* GIVEN EXERCISE
Output all of the entries below precisely as written.

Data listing
========

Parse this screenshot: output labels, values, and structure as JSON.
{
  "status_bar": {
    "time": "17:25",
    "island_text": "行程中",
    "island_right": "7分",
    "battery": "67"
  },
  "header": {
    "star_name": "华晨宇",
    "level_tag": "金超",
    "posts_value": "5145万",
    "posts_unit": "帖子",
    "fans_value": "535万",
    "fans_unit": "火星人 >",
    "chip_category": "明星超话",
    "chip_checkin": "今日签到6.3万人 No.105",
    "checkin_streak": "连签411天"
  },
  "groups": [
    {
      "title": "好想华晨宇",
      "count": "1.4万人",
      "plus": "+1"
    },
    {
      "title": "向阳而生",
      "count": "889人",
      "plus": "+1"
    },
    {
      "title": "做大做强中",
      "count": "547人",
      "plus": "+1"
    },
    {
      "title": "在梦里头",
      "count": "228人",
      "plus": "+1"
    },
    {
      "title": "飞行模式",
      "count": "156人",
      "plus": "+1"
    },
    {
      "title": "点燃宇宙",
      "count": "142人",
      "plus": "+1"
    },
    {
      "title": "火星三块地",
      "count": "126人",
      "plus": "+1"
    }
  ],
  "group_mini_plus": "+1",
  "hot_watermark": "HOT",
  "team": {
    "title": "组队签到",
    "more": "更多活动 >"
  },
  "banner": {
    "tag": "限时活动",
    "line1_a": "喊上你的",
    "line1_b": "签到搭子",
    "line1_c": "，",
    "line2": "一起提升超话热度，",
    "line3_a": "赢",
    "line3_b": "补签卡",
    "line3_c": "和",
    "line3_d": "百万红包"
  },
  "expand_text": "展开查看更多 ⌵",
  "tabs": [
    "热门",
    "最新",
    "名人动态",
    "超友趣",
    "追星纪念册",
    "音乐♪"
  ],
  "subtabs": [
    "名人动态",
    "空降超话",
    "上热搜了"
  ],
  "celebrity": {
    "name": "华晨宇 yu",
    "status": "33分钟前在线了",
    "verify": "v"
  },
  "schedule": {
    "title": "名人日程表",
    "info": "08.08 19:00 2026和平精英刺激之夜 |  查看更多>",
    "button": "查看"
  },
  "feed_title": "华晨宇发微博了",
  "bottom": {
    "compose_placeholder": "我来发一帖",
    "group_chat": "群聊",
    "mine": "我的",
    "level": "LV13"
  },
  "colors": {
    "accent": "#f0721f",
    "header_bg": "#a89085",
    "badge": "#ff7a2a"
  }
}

========

* FULL OUTPUT
Parse this screenshot: output labels, values, and structure as JSON.
{
  "status_bar": {
    "time": "17:25",
    "island_text": "行程中",
    "island_right": "7分",
    "battery": "67"
  },
  "header": {
    "star_name": "华晨宇",
    "level_tag": "金超",
    "posts_value": "5145万",
    "posts_unit": "帖子",
    "fans_value": "535万",
    "fans_unit": "火星人 >",
    "chip_category": "明星超话",
    "chip_checkin": "今日签到6.3万人 No.105",
    "checkin_streak": "连签411天"
  },
  "groups": [
    {
      "title": "好想华晨宇",
      "count": "1.4万人",
      "plus": "+1"
    },
    {
      "title": "向阳而生",
      "count": "889人",
      "plus": "+1"
    },
    {
      "title": "做大做强中",
      "count": "547人",
      "plus": "+1"
    },
    {
      "title": "在梦里头",
      "count": "228人",
      "plus": "+1"
    },
    {
      "title": "飞行模式",
      "count": "156人",
      "plus": "+1"
    },
    {
      "title": "点燃宇宙",
      "count": "142人",
      "plus": "+1"
    },
    {
      "title": "火星三块地",
      "count": "126人",
      "plus": "+1"
    }
  ],
  "group_mini_plus": "+1",
  "hot_watermark": "HOT",
  "team": {
    "title": "组队签到",
    "more": "更多活动 >"
  },
  "banner": {
    "tag": "限时活动",
    "line1_a": "喊上你的",
    "line1_b": "签到搭子",
    "line1_c": "，",
    "line2": "一起提升超话热度，",
    "line3_a": "赢",
    "line3_b": "补签卡",
    "line3_c": "和",
    "line3_d": "百万红包"
  },
  "expand_text": "展开查看更多 ⌵",
  "tabs": [
    "热门",
    "最新",
    "名人动态",
    "超友趣",
    "追星纪念册",
    "音乐♪"
  ],
  "subtabs": [
    "名人动态",
    "空降超话",
    "上热搜了"
  ],
  "celebrity": {
    "name": "华晨宇 yu",
    "status": "33分钟前在线了",
    "verify": "v"
  },
  "schedule": {
    "title": "名人日程表",
    "info": "08.08 19:00 2026和平精英刺激之夜 |  查看更多>",
    "button": "查看"
  },
  "feed_title": "华晨宇发微博了",
  "bottom": {
    "compose_placeholder": "我来发一帖",
    "group_chat": "群聊",
    "mine": "我的",
    "level": "LV13"
  },
  "colors": {
    "accent": "#f0721f",
    "header_bg": "#a89085",
    "badge": "#ff7a2a"
  }
}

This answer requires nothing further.